━━━━━ Material supplied
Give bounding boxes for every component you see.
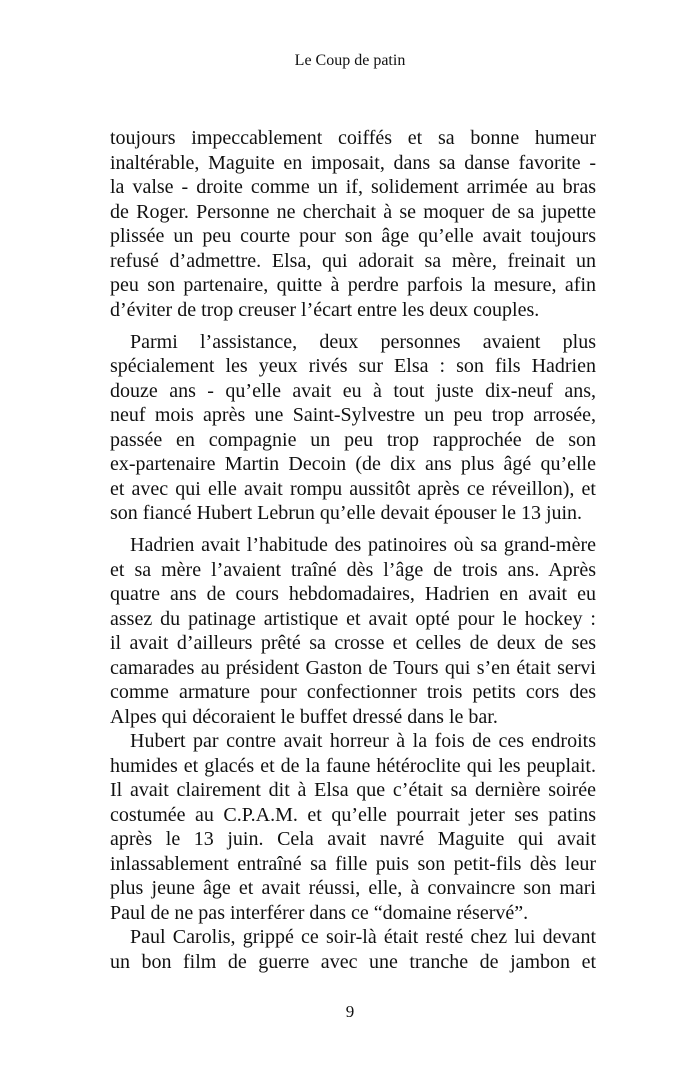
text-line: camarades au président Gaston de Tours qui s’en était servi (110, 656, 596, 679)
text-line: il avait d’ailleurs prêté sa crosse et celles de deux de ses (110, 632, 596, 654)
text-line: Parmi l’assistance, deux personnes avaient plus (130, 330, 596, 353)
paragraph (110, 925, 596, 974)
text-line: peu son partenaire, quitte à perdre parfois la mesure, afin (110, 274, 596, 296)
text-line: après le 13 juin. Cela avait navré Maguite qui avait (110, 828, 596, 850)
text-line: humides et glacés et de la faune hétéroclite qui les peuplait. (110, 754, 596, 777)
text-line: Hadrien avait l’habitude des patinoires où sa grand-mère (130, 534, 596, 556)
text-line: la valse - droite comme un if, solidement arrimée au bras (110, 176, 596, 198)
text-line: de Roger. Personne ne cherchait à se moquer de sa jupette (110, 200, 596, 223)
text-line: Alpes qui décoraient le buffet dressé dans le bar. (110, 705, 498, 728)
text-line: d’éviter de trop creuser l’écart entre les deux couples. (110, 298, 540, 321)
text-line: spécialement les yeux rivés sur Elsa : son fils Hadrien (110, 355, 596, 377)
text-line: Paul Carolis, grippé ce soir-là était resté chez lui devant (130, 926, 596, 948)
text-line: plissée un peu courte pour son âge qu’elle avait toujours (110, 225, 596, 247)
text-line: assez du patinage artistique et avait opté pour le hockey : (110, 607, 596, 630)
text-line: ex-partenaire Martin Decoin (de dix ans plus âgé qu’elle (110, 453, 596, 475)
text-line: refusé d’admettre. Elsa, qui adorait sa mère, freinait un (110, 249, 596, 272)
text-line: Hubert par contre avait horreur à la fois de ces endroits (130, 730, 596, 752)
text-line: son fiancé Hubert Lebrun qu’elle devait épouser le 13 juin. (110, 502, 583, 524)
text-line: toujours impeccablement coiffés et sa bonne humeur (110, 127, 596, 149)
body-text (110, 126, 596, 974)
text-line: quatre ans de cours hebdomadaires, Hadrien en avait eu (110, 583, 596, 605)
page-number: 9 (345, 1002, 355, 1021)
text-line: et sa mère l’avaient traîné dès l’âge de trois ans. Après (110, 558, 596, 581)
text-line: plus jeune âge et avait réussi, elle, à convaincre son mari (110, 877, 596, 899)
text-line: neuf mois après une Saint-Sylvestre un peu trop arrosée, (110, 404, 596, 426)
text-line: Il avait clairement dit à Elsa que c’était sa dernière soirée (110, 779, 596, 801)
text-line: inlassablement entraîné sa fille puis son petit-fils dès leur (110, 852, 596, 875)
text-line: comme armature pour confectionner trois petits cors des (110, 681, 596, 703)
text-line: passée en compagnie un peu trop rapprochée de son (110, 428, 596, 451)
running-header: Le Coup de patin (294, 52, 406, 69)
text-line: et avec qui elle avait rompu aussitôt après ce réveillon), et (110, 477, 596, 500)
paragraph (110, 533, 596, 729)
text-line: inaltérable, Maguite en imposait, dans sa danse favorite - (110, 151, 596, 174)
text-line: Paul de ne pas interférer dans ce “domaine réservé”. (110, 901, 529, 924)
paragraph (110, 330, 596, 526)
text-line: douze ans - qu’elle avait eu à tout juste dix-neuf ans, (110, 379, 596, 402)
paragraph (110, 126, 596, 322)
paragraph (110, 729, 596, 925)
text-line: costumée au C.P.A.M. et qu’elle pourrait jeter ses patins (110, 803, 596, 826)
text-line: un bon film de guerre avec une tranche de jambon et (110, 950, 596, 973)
━━━━━━━━━━
━━━━━ Material supplied
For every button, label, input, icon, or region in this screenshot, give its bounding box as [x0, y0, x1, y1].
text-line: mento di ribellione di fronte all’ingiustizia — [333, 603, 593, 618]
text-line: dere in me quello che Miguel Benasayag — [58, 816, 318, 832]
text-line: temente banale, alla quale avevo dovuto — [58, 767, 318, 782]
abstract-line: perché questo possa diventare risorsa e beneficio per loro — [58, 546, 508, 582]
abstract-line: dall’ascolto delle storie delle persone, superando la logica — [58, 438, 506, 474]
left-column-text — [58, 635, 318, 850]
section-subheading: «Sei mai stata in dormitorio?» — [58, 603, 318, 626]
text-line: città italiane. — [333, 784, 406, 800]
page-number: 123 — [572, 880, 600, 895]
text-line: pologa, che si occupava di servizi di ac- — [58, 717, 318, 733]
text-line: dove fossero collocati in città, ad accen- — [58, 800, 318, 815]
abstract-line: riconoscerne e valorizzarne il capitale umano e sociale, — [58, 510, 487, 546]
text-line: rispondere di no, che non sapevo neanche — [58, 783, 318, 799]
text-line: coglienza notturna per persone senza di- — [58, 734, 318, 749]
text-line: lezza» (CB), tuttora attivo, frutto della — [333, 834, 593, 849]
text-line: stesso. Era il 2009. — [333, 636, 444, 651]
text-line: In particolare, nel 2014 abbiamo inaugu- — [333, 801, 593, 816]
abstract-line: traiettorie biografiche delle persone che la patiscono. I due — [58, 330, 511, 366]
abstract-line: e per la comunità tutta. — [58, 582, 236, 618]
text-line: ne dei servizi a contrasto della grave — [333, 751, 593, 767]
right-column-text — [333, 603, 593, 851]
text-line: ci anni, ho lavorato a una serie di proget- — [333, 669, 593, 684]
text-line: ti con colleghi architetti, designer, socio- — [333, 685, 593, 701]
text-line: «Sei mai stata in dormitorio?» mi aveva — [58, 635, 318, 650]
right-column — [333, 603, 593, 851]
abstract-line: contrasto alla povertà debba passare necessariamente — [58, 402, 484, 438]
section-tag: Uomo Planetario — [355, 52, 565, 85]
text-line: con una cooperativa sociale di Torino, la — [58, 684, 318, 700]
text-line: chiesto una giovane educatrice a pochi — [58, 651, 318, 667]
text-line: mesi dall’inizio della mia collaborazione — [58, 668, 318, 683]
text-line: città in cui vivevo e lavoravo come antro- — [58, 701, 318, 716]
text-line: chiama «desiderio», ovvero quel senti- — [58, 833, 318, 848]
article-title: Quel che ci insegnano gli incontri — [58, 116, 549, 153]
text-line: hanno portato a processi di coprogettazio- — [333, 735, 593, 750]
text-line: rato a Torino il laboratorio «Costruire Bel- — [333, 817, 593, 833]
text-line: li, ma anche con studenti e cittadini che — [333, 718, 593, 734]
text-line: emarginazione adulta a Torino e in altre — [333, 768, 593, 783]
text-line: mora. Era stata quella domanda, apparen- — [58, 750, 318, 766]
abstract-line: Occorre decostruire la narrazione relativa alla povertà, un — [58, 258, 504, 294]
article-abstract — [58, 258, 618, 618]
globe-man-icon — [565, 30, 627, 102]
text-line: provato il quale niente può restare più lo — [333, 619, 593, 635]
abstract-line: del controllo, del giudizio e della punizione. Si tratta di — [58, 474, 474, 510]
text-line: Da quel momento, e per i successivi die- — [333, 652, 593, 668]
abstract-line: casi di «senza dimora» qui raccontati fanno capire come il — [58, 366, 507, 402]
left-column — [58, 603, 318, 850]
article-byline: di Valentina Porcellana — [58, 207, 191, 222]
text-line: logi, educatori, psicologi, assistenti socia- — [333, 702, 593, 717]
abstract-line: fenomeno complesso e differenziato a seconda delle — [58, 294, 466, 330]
━━━━━━━━━━
• Task brief:
Please give the rows from the one containing "text-line: camarades au" through the one containing "paragraph (110, 925, 596, 974)", both included, as a JSON list of strings with one string per row and blank rows left out.

• Response to this task:
[
  "text-line: camarades au président Gaston de Tours qui s’en était servi (110, 656, 596, 679)",
  "text-line: il avait d’ailleurs prêté sa crosse et celles de deux de ses (110, 632, 596, 654)",
  "text-line: Parmi l’assistance, deux personnes avaient plus (130, 330, 596, 353)",
  "paragraph (110, 925, 596, 974)"
]